_Objetivo del ejercicio_
Por favor, continúa el texto sobre Martin Gardner que aparece abajo, a partir de su última oración.

Un jar­di­ne­ro en el bos­que de los núme­ros – Car­lo Fabretti

Des­cu­brir, en mi ado­les­cen­cia, su sec­ción de jue­gos mate­má­ti­cos en Scien­ti­fic Ame­ri­can fue, más que una reve­la­ción, un espal­da­ra­zo, la con­so­li­da­ción de una doble voca­ción de narra­dor y mate­má­ti­co de la que Mar­tin Gard­ner es –sin ser ofi­cial­men­te ni una cosa ni otra– el máxi­mo expo­nen­te con­tem­po­rá­neo. Por­que aun­que Gard­ner no escri­bie­ra rela­tos pro­pia­men­te dichos, uti­li­zó magis­tral­men­te los recur­sos narra­ti­vos al ser­vi­cio de la divul­ga­ción de la cien­cia en gene­ral y de la mate­má­ti­ca en par­ti­cu­lar, al igual que sus ami­gos (los otros dos gran­des maes­tros de este sin­gu­lar géne­ro fron­te­ri­zo) Isaac Asi­mov y Ray­mond Smull­yan. Y no menos impor­tan­tes fue­ron sus apor­ta­cio­nes a la divul­ga­ción de la filo­so­fía y a la cau­sa del racio­na­lis­mo (que en los tiem­pos que corren se tra­du­ce nece­sa­ria­men­te en la impug­na­ción de las pseu­do­cien­cias); libros como Orden y sor­pre­sa, Los por­qués de un escri­ba filó­so­fo o ¿Tenían ombli­go Adán y Eva? debe­rían ser lec­tu­ras reco­men­da­das en uni­ver­si­da­des e institutos.

Nadie expre­só –y pre­di­có con el ejem­plo– mejor que Gard­ner la idea de que la cien­cia es un jue­go: “¿Juga­mos una par­ti­da? Esta es la anti­gua pre­gun­ta que el Uni­ver­so, o algo detrás del Uni­ver­so, empe­zó a hacer­les a los des­con­cer­ta­dos bípe­dos implu­mes que pro­li­fe­ra­ban en el ter­cer pla­ne­ta del Sol, tan pron­to como sus simies­cos cere­bros pudie­ron com­pren­der el jue­go de la cien­cia. Es un jue­go curio­so. No hay nin­gún con­jun­to de reglas defi­ni­ti­vas, y par­te del jue­go con­sis­te en tra­tar de des­cu­brir cuá­les son las reglas bási­cas… El jue­go nun­ca ha sido tan apa­sio­nan­te y tan peli­gro­so como aho­ra”. Así comien­za Orden y sor­pre­sa, uno de los libros más bellos y suge­ren­tes que jamás he leí­do, cuyo títu­lo expre­sa con cer­te­ra ele­gan­cia el bino­mio –la dia­léc­ti­ca– mate­ria-men­te: el cos­mos –el orden– se mira en el espe­jo de su cul­mi­na­ción, que es la inte­li­gen­cia, y se sor­pren­de sin cesar ante su pro­pia armo­nía. Ya lo dije en su momen­to, pero es obli­ga­do repe­tir aho­ra que el títu­lo de mi sec­ción en este perió­di­co, El jue­go de la cien­cia, es un home­na­je a mi doble maes­tro Mar­tin Gardner.

_Datos proporcionados_
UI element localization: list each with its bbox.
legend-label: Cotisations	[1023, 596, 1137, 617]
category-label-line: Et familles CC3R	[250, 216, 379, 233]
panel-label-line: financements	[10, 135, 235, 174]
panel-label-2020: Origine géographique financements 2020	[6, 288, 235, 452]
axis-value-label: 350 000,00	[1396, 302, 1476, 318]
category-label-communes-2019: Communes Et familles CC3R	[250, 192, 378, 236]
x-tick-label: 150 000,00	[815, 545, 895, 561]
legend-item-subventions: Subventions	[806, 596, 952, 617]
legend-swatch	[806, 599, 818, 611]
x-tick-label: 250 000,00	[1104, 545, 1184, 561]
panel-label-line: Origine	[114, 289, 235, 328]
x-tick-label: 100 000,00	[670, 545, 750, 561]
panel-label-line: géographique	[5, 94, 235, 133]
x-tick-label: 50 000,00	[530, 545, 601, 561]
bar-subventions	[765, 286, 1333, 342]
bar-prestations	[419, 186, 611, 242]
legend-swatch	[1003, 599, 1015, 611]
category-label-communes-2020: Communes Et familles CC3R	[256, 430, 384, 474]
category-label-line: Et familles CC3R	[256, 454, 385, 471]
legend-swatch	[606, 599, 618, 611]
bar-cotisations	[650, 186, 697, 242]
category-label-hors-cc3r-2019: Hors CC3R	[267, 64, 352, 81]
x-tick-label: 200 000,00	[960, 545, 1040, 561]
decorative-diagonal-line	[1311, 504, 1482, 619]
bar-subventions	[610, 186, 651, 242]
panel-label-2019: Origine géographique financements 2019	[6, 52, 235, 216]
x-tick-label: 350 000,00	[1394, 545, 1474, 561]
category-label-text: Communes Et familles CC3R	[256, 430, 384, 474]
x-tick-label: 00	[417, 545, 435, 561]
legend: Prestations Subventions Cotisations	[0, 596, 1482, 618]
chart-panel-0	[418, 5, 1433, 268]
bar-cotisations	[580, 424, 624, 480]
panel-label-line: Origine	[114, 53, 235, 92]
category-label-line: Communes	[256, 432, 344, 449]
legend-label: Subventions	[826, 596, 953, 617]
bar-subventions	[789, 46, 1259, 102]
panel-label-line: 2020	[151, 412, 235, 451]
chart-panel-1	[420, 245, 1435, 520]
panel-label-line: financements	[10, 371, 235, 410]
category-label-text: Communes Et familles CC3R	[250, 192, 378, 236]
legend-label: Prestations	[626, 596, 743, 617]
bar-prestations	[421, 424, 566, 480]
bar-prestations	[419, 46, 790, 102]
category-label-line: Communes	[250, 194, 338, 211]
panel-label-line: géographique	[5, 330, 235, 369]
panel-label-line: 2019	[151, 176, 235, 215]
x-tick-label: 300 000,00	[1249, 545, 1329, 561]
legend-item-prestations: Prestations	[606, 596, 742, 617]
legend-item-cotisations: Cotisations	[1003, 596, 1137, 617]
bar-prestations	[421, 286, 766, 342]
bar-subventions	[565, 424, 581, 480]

_Respuesta esperada_
Hace unos días, en una entre­vis­ta radio­fó­ni­ca que tuve el pla­cer de com­par­tir con Jai­me de Oje­da, exce­len­te tra­duc­tor de Lewis Carroll al cas­te­llano, me pre­gun­ta­ron cuál era la mejor mane­ra de acer­car­se al fas­ci­nan­te uni­ver­so carro­lliano des­de una pers­pec­ti­va actual, y no dudé en reco­men­dar enca­re­ci­da­men­te la Ali­cia ano­ta­da de Mar­tin Gard­ner. No hay mejor tri­bu­to a un escri­tor que dar a cono­cer sus libros, y el azar me per­mi­tió –magro con­sue­lo– ren­dír­se­lo pocos días antes de su irre­pa­ra­ble pér­di­da al sabio que con­vir­tió el bos­que de los núme­ros en un jardín.